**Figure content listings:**
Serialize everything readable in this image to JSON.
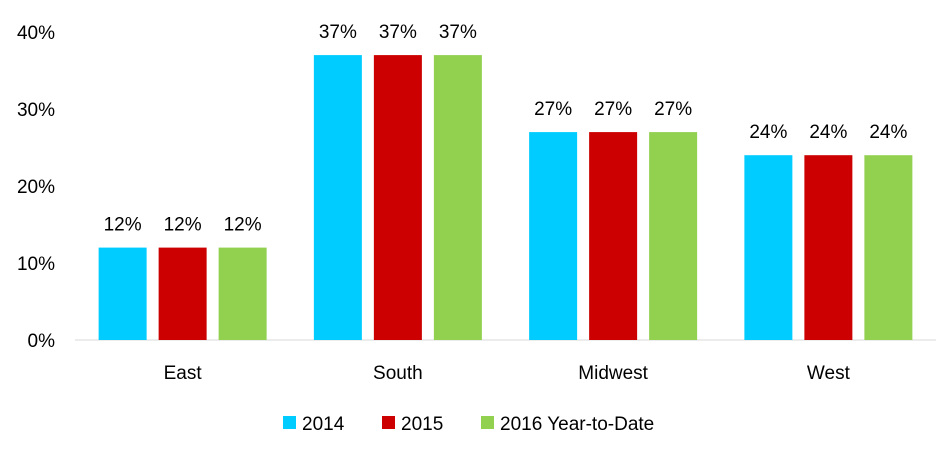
{
  "chart_data": {
    "type": "bar",
    "categories": [
      "East",
      "South",
      "Midwest",
      "West"
    ],
    "series": [
      {
        "name": "2014",
        "values": [
          12,
          37,
          27,
          24
        ]
      },
      {
        "name": "2015",
        "values": [
          12,
          37,
          27,
          24
        ]
      },
      {
        "name": "2016 Year-to-Date",
        "values": [
          12,
          37,
          27,
          24
        ]
      }
    ],
    "data_labels": [
      [
        "12%",
        "37%",
        "27%",
        "24%"
      ],
      [
        "12%",
        "37%",
        "27%",
        "24%"
      ],
      [
        "12%",
        "37%",
        "27%",
        "24%"
      ]
    ],
    "y_ticks": [
      {
        "value": 0,
        "label": "0%"
      },
      {
        "value": 10,
        "label": "10%"
      },
      {
        "value": 20,
        "label": "20%"
      },
      {
        "value": 30,
        "label": "30%"
      },
      {
        "value": 40,
        "label": "40%"
      }
    ],
    "ylim": [
      0,
      40
    ],
    "grid": false,
    "legend_position": "bottom",
    "colors": [
      "#00CCFF",
      "#CC0000",
      "#92D050"
    ]
  }
}
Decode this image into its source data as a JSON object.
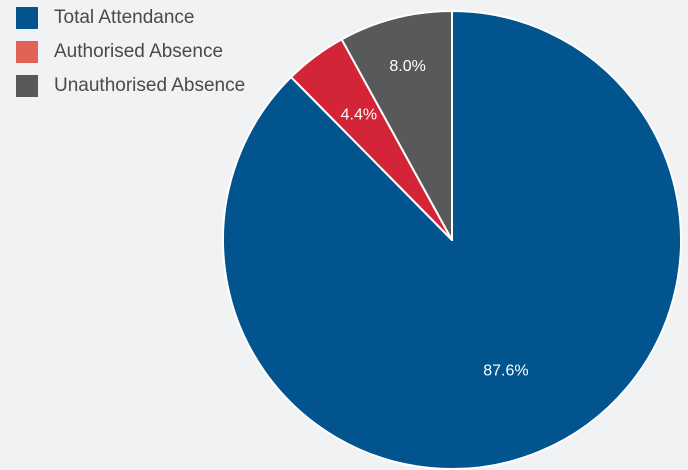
{
  "chart_data": {
    "type": "pie",
    "title": "",
    "legend_position": "top-left",
    "slices": [
      {
        "name": "Total Attendance",
        "value": 87.6,
        "label": "87.6%",
        "color": "#02548e",
        "legend_color": "#02548e"
      },
      {
        "name": "Authorised Absence",
        "value": 4.4,
        "label": "4.4%",
        "color": "#d42437",
        "legend_color": "#e06155"
      },
      {
        "name": "Unauthorised Absence",
        "value": 8.0,
        "label": "8.0%",
        "color": "#58595b",
        "legend_color": "#58595b"
      }
    ]
  }
}
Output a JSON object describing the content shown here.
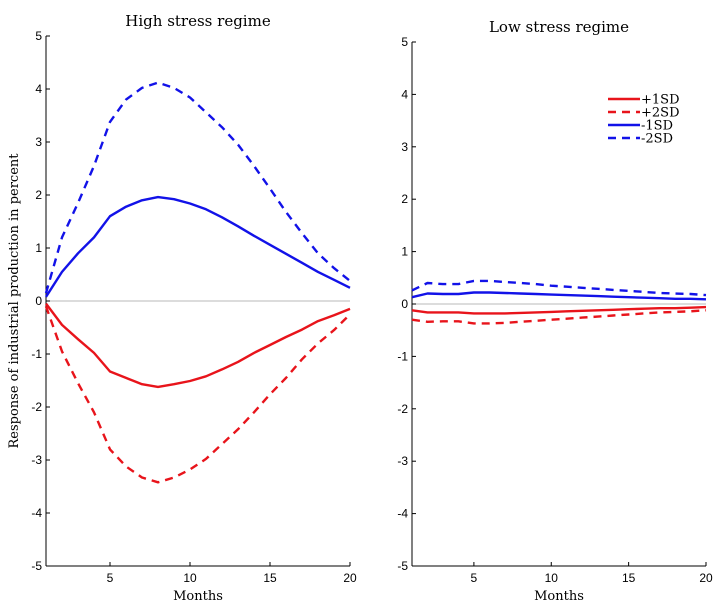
{
  "chart_data": [
    {
      "type": "line",
      "title": "High stress regime",
      "xlabel": "Months",
      "ylabel": "Response of industrial production in percent",
      "xlim": [
        1,
        20
      ],
      "ylim": [
        -5,
        5
      ],
      "xticks": [
        5,
        10,
        15,
        20
      ],
      "yticks": [
        -5,
        -4,
        -3,
        -2,
        -1,
        0,
        1,
        2,
        3,
        4,
        5
      ],
      "zero_line": true,
      "grid": false,
      "x": [
        1,
        2,
        3,
        4,
        5,
        6,
        7,
        8,
        9,
        10,
        11,
        12,
        13,
        14,
        15,
        16,
        17,
        18,
        19,
        20
      ],
      "series": [
        {
          "name": "+1SD",
          "color": "#e8141b",
          "dash": "solid",
          "values": [
            -0.05,
            -0.45,
            -0.72,
            -0.98,
            -1.33,
            -1.45,
            -1.57,
            -1.62,
            -1.57,
            -1.51,
            -1.42,
            -1.29,
            -1.15,
            -0.98,
            -0.83,
            -0.68,
            -0.54,
            -0.38,
            -0.27,
            -0.15
          ]
        },
        {
          "name": "+2SD",
          "color": "#e8141b",
          "dash": "dashed",
          "values": [
            -0.1,
            -0.95,
            -1.55,
            -2.1,
            -2.8,
            -3.12,
            -3.33,
            -3.42,
            -3.33,
            -3.18,
            -2.98,
            -2.7,
            -2.42,
            -2.1,
            -1.76,
            -1.45,
            -1.1,
            -0.8,
            -0.55,
            -0.25
          ]
        },
        {
          "name": "-1SD",
          "color": "#1212e8",
          "dash": "solid",
          "values": [
            0.08,
            0.55,
            0.9,
            1.2,
            1.6,
            1.78,
            1.9,
            1.96,
            1.92,
            1.84,
            1.73,
            1.58,
            1.41,
            1.23,
            1.06,
            0.89,
            0.72,
            0.55,
            0.4,
            0.25
          ]
        },
        {
          "name": "-2SD",
          "color": "#1212e8",
          "dash": "dashed",
          "values": [
            0.15,
            1.2,
            1.85,
            2.55,
            3.38,
            3.8,
            4.02,
            4.12,
            4.02,
            3.84,
            3.56,
            3.28,
            2.95,
            2.55,
            2.12,
            1.68,
            1.28,
            0.9,
            0.62,
            0.38
          ]
        }
      ]
    },
    {
      "type": "line",
      "title": "Low stress regime",
      "xlabel": "Months",
      "ylabel": "",
      "xlim": [
        1,
        20
      ],
      "ylim": [
        -5,
        5
      ],
      "xticks": [
        5,
        10,
        15,
        20
      ],
      "yticks": [
        -5,
        -4,
        -3,
        -2,
        -1,
        0,
        1,
        2,
        3,
        4,
        5
      ],
      "zero_line": true,
      "grid": false,
      "legend": "top-right",
      "x": [
        1,
        2,
        3,
        4,
        5,
        6,
        7,
        8,
        9,
        10,
        11,
        12,
        13,
        14,
        15,
        16,
        17,
        18,
        19,
        20
      ],
      "series": [
        {
          "name": "+1SD",
          "color": "#e8141b",
          "dash": "solid",
          "values": [
            -0.12,
            -0.16,
            -0.16,
            -0.16,
            -0.18,
            -0.18,
            -0.18,
            -0.17,
            -0.16,
            -0.15,
            -0.14,
            -0.13,
            -0.12,
            -0.11,
            -0.1,
            -0.09,
            -0.08,
            -0.08,
            -0.07,
            -0.06
          ]
        },
        {
          "name": "+2SD",
          "color": "#e8141b",
          "dash": "dashed",
          "values": [
            -0.3,
            -0.34,
            -0.33,
            -0.33,
            -0.37,
            -0.37,
            -0.36,
            -0.34,
            -0.32,
            -0.3,
            -0.28,
            -0.26,
            -0.24,
            -0.22,
            -0.2,
            -0.18,
            -0.16,
            -0.15,
            -0.14,
            -0.12
          ]
        },
        {
          "name": "-1SD",
          "color": "#1212e8",
          "dash": "solid",
          "values": [
            0.13,
            0.2,
            0.19,
            0.19,
            0.22,
            0.22,
            0.21,
            0.2,
            0.19,
            0.18,
            0.17,
            0.16,
            0.15,
            0.14,
            0.13,
            0.12,
            0.11,
            0.1,
            0.1,
            0.09
          ]
        },
        {
          "name": "-2SD",
          "color": "#1212e8",
          "dash": "dashed",
          "values": [
            0.26,
            0.4,
            0.38,
            0.38,
            0.44,
            0.44,
            0.42,
            0.4,
            0.38,
            0.35,
            0.33,
            0.31,
            0.29,
            0.27,
            0.25,
            0.23,
            0.21,
            0.2,
            0.19,
            0.17
          ]
        }
      ]
    }
  ]
}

**Set exercise:** Without the pictures, repeat all the records word for word.

**Response:**
Serialize everything readable in this image to JSON.
{
  "chart_data": {
    "type": "bar",
    "categories": [
      "East",
      "South",
      "Midwest",
      "West"
    ],
    "series": [
      {
        "name": "2014",
        "values": [
          12,
          37,
          27,
          24
        ]
      },
      {
        "name": "2015",
        "values": [
          12,
          37,
          27,
          24
        ]
      },
      {
        "name": "2016 Year-to-Date",
        "values": [
          12,
          37,
          27,
          24
        ]
      }
    ],
    "data_labels": [
      [
        "12%",
        "37%",
        "27%",
        "24%"
      ],
      [
        "12%",
        "37%",
        "27%",
        "24%"
      ],
      [
        "12%",
        "37%",
        "27%",
        "24%"
      ]
    ],
    "y_ticks": [
      {
        "value": 0,
        "label": "0%"
      },
      {
        "value": 10,
        "label": "10%"
      },
      {
        "value": 20,
        "label": "20%"
      },
      {
        "value": 30,
        "label": "30%"
      },
      {
        "value": 40,
        "label": "40%"
      }
    ],
    "ylim": [
      0,
      40
    ],
    "grid": false,
    "legend_position": "bottom",
    "colors": [
      "#00CCFF",
      "#CC0000",
      "#92D050"
    ]
  }
}
Decode this image into its source data as a JSON object.
{
  "chart_data": {
    "type": "pie",
    "title": "",
    "legend_position": "top-left",
    "slices": [
      {
        "name": "Total Attendance",
        "value": 87.6,
        "label": "87.6%",
        "color": "#02548e",
        "legend_color": "#02548e"
      },
      {
        "name": "Authorised Absence",
        "value": 4.4,
        "label": "4.4%",
        "color": "#d42437",
        "legend_color": "#e06155"
      },
      {
        "name": "Unauthorised Absence",
        "value": 8.0,
        "label": "8.0%",
        "color": "#58595b",
        "legend_color": "#58595b"
      }
    ]
  }
}
Output a JSON object describing the content shown here.
{
  "chart_data": [
    {
      "type": "line",
      "title": "High stress regime",
      "xlabel": "Months",
      "ylabel": "Response of industrial production in percent",
      "xlim": [
        1,
        20
      ],
      "ylim": [
        -5,
        5
      ],
      "xticks": [
        5,
        10,
        15,
        20
      ],
      "yticks": [
        -5,
        -4,
        -3,
        -2,
        -1,
        0,
        1,
        2,
        3,
        4,
        5
      ],
      "zero_line": true,
      "grid": false,
      "x": [
        1,
        2,
        3,
        4,
        5,
        6,
        7,
        8,
        9,
        10,
        11,
        12,
        13,
        14,
        15,
        16,
        17,
        18,
        19,
        20
      ],
      "series": [
        {
          "name": "+1SD",
          "color": "#e8141b",
          "dash": "solid",
          "values": [
            -0.05,
            -0.45,
            -0.72,
            -0.98,
            -1.33,
            -1.45,
            -1.57,
            -1.62,
            -1.57,
            -1.51,
            -1.42,
            -1.29,
            -1.15,
            -0.98,
            -0.83,
            -0.68,
            -0.54,
            -0.38,
            -0.27,
            -0.15
          ]
        },
        {
          "name": "+2SD",
          "color": "#e8141b",
          "dash": "dashed",
          "values": [
            -0.1,
            -0.95,
            -1.55,
            -2.1,
            -2.8,
            -3.12,
            -3.33,
            -3.42,
            -3.33,
            -3.18,
            -2.98,
            -2.7,
            -2.42,
            -2.1,
            -1.76,
            -1.45,
            -1.1,
            -0.8,
            -0.55,
            -0.25
          ]
        },
        {
          "name": "-1SD",
          "color": "#1212e8",
          "dash": "solid",
          "values": [
            0.08,
            0.55,
            0.9,
            1.2,
            1.6,
            1.78,
            1.9,
            1.96,
            1.92,
            1.84,
            1.73,
            1.58,
            1.41,
            1.23,
            1.06,
            0.89,
            0.72,
            0.55,
            0.4,
            0.25
          ]
        },
        {
          "name": "-2SD",
          "color": "#1212e8",
          "dash": "dashed",
          "values": [
            0.15,
            1.2,
            1.85,
            2.55,
            3.38,
            3.8,
            4.02,
            4.12,
            4.02,
            3.84,
            3.56,
            3.28,
            2.95,
            2.55,
            2.12,
            1.68,
            1.28,
            0.9,
            0.62,
            0.38
          ]
        }
      ]
    },
    {
      "type": "line",
      "title": "Low stress regime",
      "xlabel": "Months",
      "ylabel": "",
      "xlim": [
        1,
        20
      ],
      "ylim": [
        -5,
        5
      ],
      "xticks": [
        5,
        10,
        15,
        20
      ],
      "yticks": [
        -5,
        -4,
        -3,
        -2,
        -1,
        0,
        1,
        2,
        3,
        4,
        5
      ],
      "zero_line": true,
      "grid": false,
      "legend": "top-right",
      "x": [
        1,
        2,
        3,
        4,
        5,
        6,
        7,
        8,
        9,
        10,
        11,
        12,
        13,
        14,
        15,
        16,
        17,
        18,
        19,
        20
      ],
      "series": [
        {
          "name": "+1SD",
          "color": "#e8141b",
          "dash": "solid",
          "values": [
            -0.12,
            -0.16,
            -0.16,
            -0.16,
            -0.18,
            -0.18,
            -0.18,
            -0.17,
            -0.16,
            -0.15,
            -0.14,
            -0.13,
            -0.12,
            -0.11,
            -0.1,
            -0.09,
            -0.08,
            -0.08,
            -0.07,
            -0.06
          ]
        },
        {
          "name": "+2SD",
          "color": "#e8141b",
          "dash": "dashed",
          "values": [
            -0.3,
            -0.34,
            -0.33,
            -0.33,
            -0.37,
            -0.37,
            -0.36,
            -0.34,
            -0.32,
            -0.3,
            -0.28,
            -0.26,
            -0.24,
            -0.22,
            -0.2,
            -0.18,
            -0.16,
            -0.15,
            -0.14,
            -0.12
          ]
        },
        {
          "name": "-1SD",
          "color": "#1212e8",
          "dash": "solid",
          "values": [
            0.13,
            0.2,
            0.19,
            0.19,
            0.22,
            0.22,
            0.21,
            0.2,
            0.19,
            0.18,
            0.17,
            0.16,
            0.15,
            0.14,
            0.13,
            0.12,
            0.11,
            0.1,
            0.1,
            0.09
          ]
        },
        {
          "name": "-2SD",
          "color": "#1212e8",
          "dash": "dashed",
          "values": [
            0.26,
            0.4,
            0.38,
            0.38,
            0.44,
            0.44,
            0.42,
            0.4,
            0.38,
            0.35,
            0.33,
            0.31,
            0.29,
            0.27,
            0.25,
            0.23,
            0.21,
            0.2,
            0.19,
            0.17
          ]
        }
      ]
    }
  ]
}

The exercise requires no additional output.